State the number of lines below in which the word "para" appears. Nothing else belongs in the answer.

----------

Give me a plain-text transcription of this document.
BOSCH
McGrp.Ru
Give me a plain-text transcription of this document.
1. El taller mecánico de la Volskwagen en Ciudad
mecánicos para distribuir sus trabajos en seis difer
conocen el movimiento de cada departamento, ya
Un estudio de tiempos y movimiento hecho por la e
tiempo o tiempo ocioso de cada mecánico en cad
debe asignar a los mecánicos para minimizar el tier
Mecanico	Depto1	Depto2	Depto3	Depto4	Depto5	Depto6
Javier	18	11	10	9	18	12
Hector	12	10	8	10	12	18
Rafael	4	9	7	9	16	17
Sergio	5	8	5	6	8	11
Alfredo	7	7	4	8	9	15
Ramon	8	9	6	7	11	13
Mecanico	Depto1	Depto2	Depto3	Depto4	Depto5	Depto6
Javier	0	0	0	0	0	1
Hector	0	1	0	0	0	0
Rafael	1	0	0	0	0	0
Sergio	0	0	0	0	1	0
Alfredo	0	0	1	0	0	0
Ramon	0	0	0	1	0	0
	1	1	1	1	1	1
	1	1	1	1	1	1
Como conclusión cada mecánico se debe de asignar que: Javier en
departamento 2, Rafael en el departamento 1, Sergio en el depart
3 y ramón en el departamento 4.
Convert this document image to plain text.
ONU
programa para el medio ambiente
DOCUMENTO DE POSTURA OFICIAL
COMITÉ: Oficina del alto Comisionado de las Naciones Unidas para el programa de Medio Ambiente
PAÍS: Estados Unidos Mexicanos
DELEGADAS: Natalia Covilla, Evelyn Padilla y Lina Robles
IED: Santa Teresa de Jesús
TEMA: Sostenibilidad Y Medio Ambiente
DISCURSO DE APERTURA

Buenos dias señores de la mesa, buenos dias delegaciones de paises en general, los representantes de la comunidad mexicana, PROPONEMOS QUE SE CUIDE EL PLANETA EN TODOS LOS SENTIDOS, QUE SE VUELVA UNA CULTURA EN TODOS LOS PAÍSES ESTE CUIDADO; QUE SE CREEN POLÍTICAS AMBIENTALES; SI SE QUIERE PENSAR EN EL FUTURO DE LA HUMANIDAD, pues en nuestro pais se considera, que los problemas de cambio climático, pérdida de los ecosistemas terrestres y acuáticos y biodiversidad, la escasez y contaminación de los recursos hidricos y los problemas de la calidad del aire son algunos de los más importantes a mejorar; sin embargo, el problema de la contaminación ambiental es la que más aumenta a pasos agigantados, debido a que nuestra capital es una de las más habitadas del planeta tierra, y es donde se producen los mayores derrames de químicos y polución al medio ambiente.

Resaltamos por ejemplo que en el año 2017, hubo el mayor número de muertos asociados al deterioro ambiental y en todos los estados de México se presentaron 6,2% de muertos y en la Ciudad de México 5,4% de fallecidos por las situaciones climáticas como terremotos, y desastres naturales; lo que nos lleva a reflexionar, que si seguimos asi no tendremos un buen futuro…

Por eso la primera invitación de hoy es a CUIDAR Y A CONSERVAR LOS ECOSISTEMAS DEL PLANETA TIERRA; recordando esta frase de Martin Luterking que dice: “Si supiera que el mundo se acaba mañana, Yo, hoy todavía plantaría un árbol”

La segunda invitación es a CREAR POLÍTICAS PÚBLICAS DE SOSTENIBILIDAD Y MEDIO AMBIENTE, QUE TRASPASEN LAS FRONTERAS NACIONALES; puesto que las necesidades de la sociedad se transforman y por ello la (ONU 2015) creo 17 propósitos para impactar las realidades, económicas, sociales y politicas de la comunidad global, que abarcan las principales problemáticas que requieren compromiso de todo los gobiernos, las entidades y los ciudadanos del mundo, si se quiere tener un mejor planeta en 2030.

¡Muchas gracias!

----------

Expected answer »
5